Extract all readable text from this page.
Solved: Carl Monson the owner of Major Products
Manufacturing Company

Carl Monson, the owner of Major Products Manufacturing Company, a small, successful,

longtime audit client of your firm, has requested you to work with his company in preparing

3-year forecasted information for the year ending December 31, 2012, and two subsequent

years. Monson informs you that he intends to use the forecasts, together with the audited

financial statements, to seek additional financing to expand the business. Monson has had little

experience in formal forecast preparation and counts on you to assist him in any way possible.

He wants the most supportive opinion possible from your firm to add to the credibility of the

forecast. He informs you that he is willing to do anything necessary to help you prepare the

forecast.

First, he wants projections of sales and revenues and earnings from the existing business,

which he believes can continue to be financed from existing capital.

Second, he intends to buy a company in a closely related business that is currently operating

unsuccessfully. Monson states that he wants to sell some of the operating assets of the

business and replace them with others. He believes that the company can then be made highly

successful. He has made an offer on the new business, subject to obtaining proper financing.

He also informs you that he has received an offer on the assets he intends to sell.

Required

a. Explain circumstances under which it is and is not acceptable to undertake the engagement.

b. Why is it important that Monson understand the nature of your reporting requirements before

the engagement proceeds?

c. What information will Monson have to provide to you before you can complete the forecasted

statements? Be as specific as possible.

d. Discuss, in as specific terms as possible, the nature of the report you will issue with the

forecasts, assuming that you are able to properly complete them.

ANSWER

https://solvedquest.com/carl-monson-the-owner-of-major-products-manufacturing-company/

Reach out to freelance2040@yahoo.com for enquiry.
****
Every line of the data above should be reproduced word for word.

Extract all readable text from this page.
Solved: Carl Monson the owner of Major Products
Manufacturing Company

Carl Monson, the owner of Major Products Manufacturing Company, a small, successful,

longtime audit client of your firm, has requested you to work with his company in preparing

3-year forecasted information for the year ending December 31, 2012, and two subsequent

years. Monson informs you that he intends to use the forecasts, together with the audited

financial statements, to seek additional financing to expand the business. Monson has had little

experience in formal forecast preparation and counts on you to assist him in any way possible.

He wants the most supportive opinion possible from your firm to add to the credibility of the

forecast. He informs you that he is willing to do anything necessary to help you prepare the

forecast.

First, he wants projections of sales and revenues and earnings from the existing business,

which he believes can continue to be financed from existing capital.

Second, he intends to buy a company in a closely related business that is currently operating

unsuccessfully. Monson states that he wants to sell some of the operating assets of the

business and replace them with others. He believes that the company can then be made highly

successful. He has made an offer on the new business, subject to obtaining proper financing.

He also informs you that he has received an offer on the assets he intends to sell.

Required

a. Explain circumstances under which it is and is not acceptable to undertake the engagement.

b. Why is it important that Monson understand the nature of your reporting requirements before

the engagement proceeds?

c. What information will Monson have to provide to you before you can complete the forecasted

statements? Be as specific as possible.

d. Discuss, in as specific terms as possible, the nature of the report you will issue with the

forecasts, assuming that you are able to properly complete them.

ANSWER

https://solvedquest.com/carl-monson-the-owner-of-major-products-manufacturing-company/

Reach out to freelance2040@yahoo.com for enquiry.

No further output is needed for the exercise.